Start of INPUT ROWS
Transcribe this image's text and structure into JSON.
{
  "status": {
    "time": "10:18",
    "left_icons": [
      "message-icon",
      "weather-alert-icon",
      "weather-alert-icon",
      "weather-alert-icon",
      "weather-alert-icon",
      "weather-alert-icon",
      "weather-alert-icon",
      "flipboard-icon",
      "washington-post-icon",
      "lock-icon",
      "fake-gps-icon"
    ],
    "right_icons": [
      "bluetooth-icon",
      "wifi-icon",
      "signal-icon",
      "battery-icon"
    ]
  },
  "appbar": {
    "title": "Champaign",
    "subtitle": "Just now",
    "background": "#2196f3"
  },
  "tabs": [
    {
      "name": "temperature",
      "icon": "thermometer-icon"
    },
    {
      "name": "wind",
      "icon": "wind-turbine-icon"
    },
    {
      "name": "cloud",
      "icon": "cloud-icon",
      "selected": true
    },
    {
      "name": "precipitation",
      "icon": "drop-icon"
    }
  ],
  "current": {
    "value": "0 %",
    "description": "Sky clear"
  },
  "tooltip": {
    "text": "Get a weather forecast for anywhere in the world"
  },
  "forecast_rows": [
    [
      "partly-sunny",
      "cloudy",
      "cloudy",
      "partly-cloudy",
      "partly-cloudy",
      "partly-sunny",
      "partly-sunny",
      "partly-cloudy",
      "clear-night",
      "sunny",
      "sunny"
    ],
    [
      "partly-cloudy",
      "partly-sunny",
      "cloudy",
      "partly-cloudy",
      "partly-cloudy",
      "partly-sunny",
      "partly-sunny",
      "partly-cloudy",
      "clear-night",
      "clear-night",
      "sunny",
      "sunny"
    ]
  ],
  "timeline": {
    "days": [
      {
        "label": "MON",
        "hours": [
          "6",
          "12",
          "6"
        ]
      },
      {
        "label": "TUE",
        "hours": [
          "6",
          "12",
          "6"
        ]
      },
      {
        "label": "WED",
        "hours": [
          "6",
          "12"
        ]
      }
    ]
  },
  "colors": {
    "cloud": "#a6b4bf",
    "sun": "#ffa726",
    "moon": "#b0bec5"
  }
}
End of INPUT ROWS
All of the entries should be written out again exactly.

Transcribe this image's text and structure into JSON.
{
  "status": {
    "time": "10:18",
    "left_icons": [
      "message-icon",
      "weather-alert-icon",
      "weather-alert-icon",
      "weather-alert-icon",
      "weather-alert-icon",
      "weather-alert-icon",
      "weather-alert-icon",
      "flipboard-icon",
      "washington-post-icon",
      "lock-icon",
      "fake-gps-icon"
    ],
    "right_icons": [
      "bluetooth-icon",
      "wifi-icon",
      "signal-icon",
      "battery-icon"
    ]
  },
  "appbar": {
    "title": "Champaign",
    "subtitle": "Just now",
    "background": "#2196f3"
  },
  "tabs": [
    {
      "name": "temperature",
      "icon": "thermometer-icon"
    },
    {
      "name": "wind",
      "icon": "wind-turbine-icon"
    },
    {
      "name": "cloud",
      "icon": "cloud-icon",
      "selected": true
    },
    {
      "name": "precipitation",
      "icon": "drop-icon"
    }
  ],
  "current": {
    "value": "0 %",
    "description": "Sky clear"
  },
  "tooltip": {
    "text": "Get a weather forecast for anywhere in the world"
  },
  "forecast_rows": [
    [
      "partly-sunny",
      "cloudy",
      "cloudy",
      "partly-cloudy",
      "partly-cloudy",
      "partly-sunny",
      "partly-sunny",
      "partly-cloudy",
      "clear-night",
      "sunny",
      "sunny"
    ],
    [
      "partly-cloudy",
      "partly-sunny",
      "cloudy",
      "partly-cloudy",
      "partly-cloudy",
      "partly-sunny",
      "partly-sunny",
      "partly-cloudy",
      "clear-night",
      "clear-night",
      "sunny",
      "sunny"
    ]
  ],
  "timeline": {
    "days": [
      {
        "label": "MON",
        "hours": [
          "6",
          "12",
          "6"
        ]
      },
      {
        "label": "TUE",
        "hours": [
          "6",
          "12",
          "6"
        ]
      },
      {
        "label": "WED",
        "hours": [
          "6",
          "12"
        ]
      }
    ]
  },
  "colors": {
    "cloud": "#a6b4bf",
    "sun": "#ffa726",
    "moon": "#b0bec5"
  }
}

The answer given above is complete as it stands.